-- START Extracted information --

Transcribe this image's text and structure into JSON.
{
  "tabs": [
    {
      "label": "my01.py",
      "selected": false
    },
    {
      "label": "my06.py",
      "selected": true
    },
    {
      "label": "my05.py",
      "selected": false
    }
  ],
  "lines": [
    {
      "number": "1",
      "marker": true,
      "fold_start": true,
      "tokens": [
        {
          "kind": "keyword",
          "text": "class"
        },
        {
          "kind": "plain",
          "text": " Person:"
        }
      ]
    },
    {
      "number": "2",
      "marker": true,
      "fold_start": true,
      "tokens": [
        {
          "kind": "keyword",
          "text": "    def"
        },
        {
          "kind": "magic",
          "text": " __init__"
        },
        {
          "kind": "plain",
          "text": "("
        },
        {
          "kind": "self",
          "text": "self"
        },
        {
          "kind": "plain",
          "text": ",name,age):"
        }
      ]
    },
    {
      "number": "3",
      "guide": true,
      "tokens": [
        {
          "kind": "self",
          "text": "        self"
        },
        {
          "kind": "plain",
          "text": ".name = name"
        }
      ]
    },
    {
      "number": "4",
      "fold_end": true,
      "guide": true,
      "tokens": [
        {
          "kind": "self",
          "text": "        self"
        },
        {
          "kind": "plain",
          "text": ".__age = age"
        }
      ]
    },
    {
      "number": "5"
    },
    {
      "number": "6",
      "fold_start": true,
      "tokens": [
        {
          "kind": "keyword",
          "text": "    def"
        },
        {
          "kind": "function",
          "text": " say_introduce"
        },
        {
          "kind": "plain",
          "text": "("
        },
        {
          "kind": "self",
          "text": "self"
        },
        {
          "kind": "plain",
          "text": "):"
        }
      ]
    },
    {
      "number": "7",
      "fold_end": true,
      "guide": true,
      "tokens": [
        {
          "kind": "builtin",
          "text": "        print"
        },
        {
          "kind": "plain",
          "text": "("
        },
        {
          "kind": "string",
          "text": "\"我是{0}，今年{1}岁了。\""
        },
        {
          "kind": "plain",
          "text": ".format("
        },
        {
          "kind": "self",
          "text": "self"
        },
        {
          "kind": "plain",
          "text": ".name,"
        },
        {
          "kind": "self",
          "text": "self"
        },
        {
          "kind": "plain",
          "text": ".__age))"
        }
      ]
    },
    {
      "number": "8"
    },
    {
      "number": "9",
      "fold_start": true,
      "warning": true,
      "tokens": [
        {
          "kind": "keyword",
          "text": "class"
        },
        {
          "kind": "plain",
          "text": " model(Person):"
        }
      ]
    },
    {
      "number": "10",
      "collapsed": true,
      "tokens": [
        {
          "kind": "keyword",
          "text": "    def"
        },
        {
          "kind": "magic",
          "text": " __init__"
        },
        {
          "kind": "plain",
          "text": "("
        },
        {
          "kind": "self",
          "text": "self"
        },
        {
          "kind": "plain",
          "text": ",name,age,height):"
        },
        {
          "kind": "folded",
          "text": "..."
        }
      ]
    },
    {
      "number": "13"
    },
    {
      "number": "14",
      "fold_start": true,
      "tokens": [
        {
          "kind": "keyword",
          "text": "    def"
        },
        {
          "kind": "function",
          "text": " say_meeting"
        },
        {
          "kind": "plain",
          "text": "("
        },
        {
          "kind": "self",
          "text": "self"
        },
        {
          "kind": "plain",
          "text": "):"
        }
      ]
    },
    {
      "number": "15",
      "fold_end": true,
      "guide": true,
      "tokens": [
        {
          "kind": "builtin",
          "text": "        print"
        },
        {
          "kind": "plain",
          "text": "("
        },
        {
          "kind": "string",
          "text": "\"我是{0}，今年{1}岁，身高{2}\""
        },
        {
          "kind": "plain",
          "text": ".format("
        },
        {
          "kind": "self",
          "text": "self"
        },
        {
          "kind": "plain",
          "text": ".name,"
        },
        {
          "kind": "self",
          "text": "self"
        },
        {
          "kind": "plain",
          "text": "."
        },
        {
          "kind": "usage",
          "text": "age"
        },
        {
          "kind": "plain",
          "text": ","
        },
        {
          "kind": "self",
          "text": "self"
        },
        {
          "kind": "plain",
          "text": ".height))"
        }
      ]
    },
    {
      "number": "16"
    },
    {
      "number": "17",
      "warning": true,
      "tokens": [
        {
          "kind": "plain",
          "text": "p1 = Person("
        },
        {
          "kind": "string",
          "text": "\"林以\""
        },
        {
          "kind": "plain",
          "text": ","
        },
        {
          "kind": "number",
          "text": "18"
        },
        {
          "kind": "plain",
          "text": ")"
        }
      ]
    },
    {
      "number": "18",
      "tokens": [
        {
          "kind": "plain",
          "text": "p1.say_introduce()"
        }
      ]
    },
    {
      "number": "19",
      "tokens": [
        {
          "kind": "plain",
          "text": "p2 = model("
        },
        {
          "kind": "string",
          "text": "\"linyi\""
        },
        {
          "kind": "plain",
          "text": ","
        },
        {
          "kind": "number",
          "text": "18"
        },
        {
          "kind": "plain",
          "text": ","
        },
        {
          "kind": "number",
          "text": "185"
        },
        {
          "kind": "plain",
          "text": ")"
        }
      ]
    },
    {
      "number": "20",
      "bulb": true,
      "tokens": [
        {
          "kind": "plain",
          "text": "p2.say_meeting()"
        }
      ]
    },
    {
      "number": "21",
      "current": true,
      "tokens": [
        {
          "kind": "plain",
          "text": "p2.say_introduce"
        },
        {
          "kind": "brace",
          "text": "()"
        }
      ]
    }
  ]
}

-- END Extracted information --

Every line above that contains the word "label" should be reported.

      "label": "my01.py",
      "label": "my06.py",
      "label": "my05.py",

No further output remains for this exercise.